Description of the task: Work through the data and report how many lines include the string "JustFaith", giving the number alone.

[Dataset records]
★ ★ ★ ★ ★
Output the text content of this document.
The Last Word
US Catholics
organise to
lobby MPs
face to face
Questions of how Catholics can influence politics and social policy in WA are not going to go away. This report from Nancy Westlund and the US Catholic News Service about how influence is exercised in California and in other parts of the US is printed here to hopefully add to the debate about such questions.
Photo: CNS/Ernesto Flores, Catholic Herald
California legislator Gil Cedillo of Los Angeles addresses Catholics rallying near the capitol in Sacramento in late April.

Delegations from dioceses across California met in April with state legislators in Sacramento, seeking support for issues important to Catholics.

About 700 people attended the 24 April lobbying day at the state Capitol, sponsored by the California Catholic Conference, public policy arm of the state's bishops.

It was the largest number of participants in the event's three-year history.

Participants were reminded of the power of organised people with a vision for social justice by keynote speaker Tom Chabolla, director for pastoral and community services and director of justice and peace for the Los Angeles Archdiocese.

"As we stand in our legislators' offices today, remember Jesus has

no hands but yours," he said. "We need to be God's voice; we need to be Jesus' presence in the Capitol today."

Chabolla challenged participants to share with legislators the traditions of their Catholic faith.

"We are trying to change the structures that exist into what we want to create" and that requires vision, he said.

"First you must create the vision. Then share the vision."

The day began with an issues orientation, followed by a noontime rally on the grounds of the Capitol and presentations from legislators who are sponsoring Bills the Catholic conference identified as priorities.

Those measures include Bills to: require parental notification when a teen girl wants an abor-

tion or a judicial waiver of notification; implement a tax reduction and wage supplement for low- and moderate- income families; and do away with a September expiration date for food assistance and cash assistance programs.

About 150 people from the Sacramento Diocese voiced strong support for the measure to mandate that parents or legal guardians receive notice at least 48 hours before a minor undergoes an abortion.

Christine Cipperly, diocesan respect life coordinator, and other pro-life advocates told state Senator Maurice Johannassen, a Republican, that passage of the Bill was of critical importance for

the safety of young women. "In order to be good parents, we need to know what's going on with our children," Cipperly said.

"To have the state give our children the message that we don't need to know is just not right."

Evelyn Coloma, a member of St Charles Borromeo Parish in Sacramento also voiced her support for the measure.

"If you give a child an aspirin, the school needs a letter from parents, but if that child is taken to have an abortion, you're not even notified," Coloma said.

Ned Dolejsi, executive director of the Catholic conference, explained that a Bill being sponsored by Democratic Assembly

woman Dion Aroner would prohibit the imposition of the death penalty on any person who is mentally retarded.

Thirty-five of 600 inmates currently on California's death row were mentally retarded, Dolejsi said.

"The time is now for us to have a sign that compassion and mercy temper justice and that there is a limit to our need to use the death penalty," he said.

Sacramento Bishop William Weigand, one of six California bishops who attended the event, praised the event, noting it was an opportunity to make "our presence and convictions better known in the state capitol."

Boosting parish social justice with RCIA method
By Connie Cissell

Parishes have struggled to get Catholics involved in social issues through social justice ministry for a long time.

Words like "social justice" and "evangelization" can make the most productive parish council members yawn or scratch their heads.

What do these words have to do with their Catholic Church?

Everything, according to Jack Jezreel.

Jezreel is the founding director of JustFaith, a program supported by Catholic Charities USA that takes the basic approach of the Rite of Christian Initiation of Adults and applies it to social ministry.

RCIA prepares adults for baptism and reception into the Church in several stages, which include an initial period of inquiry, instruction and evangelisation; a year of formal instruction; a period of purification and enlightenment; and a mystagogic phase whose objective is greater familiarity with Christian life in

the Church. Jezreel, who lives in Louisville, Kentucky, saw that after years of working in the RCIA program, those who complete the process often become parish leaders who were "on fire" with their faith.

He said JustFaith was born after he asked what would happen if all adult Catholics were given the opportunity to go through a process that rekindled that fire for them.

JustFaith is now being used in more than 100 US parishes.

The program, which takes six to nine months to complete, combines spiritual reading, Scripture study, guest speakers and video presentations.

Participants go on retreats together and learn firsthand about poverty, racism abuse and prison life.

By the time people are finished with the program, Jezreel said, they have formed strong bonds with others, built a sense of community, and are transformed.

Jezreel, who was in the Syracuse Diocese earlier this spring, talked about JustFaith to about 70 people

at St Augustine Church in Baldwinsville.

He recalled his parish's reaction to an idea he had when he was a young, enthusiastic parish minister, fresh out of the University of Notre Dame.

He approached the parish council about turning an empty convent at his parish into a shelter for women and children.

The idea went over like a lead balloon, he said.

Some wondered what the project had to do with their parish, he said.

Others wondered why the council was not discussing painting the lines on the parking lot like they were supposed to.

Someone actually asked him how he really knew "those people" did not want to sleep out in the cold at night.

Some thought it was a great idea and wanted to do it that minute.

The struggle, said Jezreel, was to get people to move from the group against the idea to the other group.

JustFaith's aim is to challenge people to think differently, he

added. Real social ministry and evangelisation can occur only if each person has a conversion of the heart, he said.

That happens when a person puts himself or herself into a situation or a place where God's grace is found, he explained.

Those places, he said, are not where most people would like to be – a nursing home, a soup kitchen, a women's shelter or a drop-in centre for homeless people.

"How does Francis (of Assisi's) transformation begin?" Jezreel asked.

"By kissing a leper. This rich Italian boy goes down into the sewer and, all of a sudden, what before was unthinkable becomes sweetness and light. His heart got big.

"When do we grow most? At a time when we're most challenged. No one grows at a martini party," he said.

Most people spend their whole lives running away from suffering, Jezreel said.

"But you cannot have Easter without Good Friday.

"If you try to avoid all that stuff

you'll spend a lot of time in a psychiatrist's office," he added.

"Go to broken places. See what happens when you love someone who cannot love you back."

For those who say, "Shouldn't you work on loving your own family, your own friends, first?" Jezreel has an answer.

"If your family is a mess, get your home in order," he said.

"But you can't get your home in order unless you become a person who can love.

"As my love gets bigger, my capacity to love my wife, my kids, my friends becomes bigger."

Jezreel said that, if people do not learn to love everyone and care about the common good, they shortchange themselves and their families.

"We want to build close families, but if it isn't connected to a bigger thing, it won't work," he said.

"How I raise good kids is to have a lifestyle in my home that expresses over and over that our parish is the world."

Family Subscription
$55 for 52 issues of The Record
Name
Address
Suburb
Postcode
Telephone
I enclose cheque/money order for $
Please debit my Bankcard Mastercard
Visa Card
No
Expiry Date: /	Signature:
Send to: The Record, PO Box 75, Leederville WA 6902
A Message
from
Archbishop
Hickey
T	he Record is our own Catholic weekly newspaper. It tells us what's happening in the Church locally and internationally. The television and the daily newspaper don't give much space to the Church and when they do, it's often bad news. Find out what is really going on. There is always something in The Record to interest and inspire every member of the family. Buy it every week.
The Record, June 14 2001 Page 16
★ ★ ★ ★ ★
Task response: 5